── Records shown
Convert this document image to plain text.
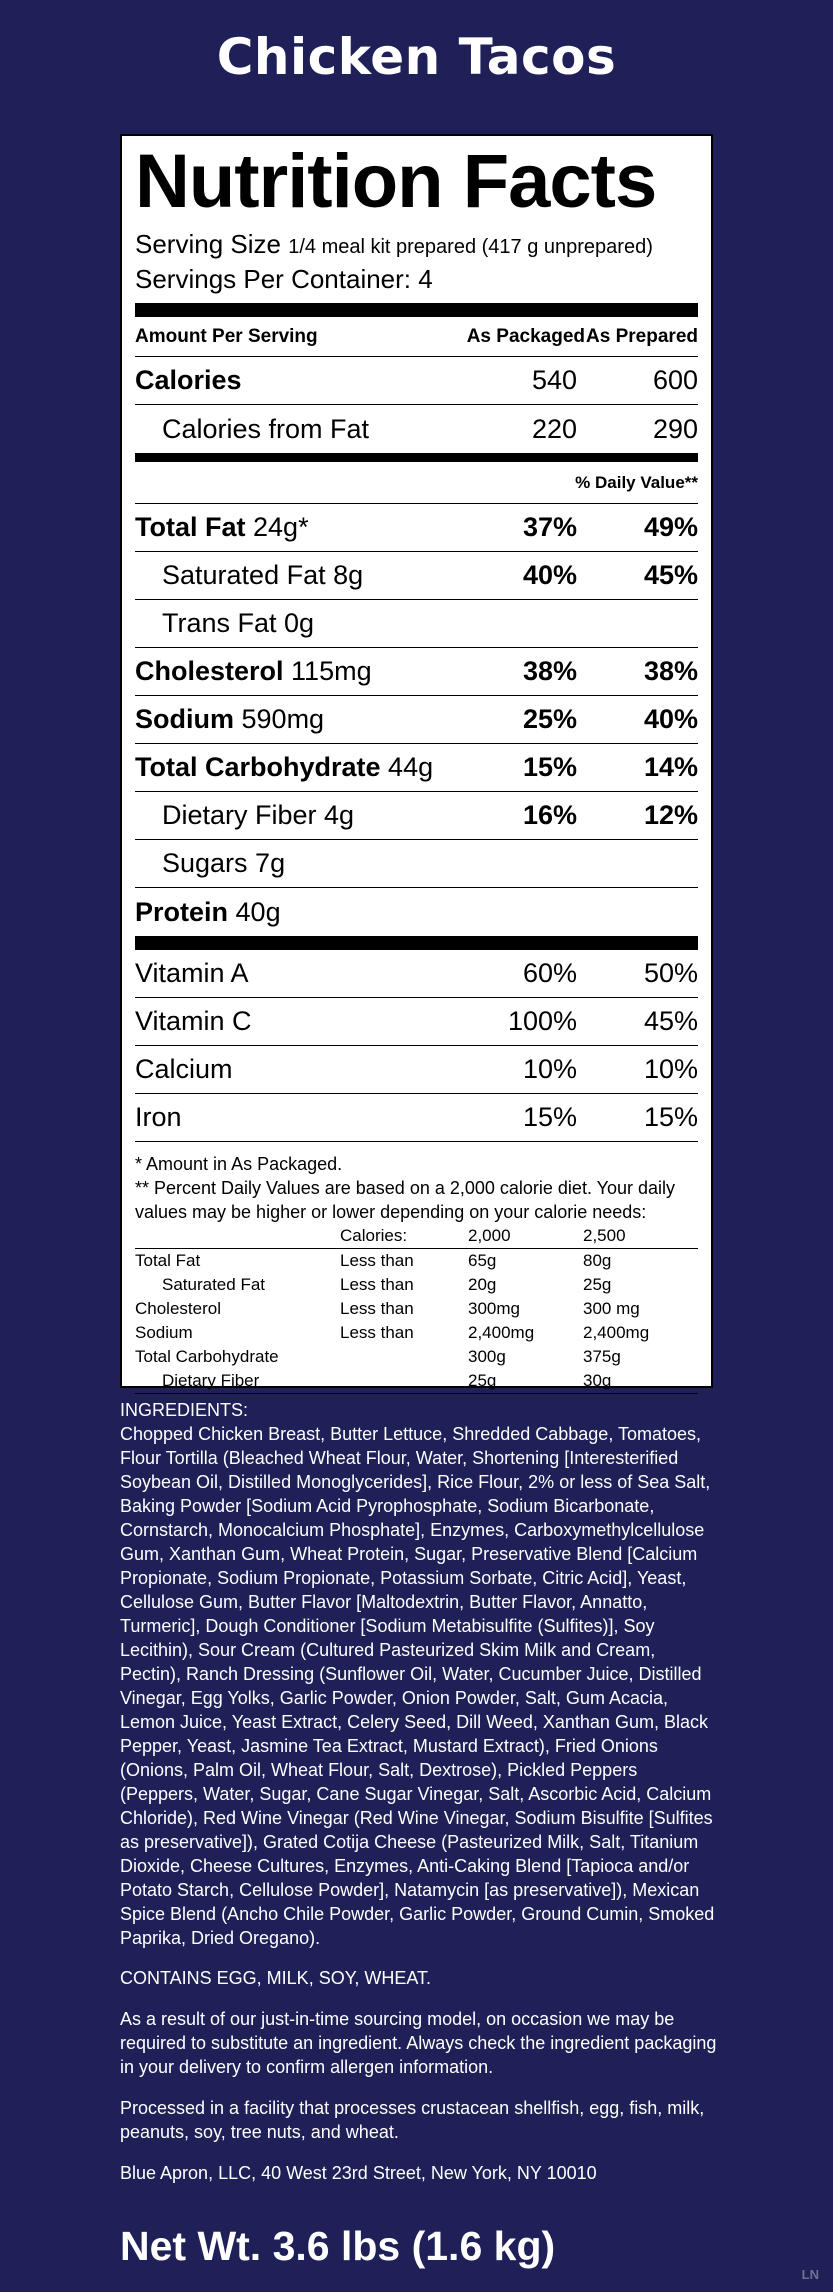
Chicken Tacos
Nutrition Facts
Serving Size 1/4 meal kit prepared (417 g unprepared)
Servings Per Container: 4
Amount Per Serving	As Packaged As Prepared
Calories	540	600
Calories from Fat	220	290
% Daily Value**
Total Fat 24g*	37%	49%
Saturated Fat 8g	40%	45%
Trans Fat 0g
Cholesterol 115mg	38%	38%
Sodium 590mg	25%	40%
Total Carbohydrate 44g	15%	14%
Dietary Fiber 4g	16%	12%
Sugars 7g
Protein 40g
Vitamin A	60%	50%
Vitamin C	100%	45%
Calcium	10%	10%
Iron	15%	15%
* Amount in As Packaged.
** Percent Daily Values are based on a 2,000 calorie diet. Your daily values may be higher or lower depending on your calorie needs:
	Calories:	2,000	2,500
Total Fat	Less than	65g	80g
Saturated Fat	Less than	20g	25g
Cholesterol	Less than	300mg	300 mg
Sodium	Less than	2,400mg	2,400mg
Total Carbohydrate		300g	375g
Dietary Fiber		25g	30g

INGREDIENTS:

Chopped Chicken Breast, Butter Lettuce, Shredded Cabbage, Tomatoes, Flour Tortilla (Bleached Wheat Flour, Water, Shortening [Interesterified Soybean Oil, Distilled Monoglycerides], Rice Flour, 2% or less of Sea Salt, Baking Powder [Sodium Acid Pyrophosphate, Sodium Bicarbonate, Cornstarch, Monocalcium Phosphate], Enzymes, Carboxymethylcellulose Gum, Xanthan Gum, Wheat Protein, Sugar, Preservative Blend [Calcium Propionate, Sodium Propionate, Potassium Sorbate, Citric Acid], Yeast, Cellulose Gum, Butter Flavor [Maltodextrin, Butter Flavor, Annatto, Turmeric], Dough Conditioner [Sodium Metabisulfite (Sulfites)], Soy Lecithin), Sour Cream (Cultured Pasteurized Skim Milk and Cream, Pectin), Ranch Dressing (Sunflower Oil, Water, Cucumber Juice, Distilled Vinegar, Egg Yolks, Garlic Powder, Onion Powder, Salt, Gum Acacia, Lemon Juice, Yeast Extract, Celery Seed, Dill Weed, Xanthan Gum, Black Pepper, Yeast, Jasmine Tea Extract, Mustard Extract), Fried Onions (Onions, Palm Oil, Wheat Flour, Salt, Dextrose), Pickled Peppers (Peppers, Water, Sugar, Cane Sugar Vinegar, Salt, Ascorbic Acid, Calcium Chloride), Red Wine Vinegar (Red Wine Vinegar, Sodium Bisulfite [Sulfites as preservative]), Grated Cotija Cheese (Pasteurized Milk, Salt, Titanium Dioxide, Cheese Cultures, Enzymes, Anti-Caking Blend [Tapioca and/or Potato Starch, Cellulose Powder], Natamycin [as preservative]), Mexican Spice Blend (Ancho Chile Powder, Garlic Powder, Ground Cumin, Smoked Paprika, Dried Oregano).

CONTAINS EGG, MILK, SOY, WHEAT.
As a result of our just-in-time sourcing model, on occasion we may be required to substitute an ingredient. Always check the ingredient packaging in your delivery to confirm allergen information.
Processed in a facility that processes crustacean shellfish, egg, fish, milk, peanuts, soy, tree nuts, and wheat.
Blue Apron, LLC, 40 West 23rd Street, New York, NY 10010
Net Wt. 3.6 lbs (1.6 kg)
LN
────
What is being asked: Which lines of the data include the string "Saturated"? Copy each of them.

Result of the task:
Saturated Fat 8g	40%	45%
Saturated Fat	Less than	20g	25g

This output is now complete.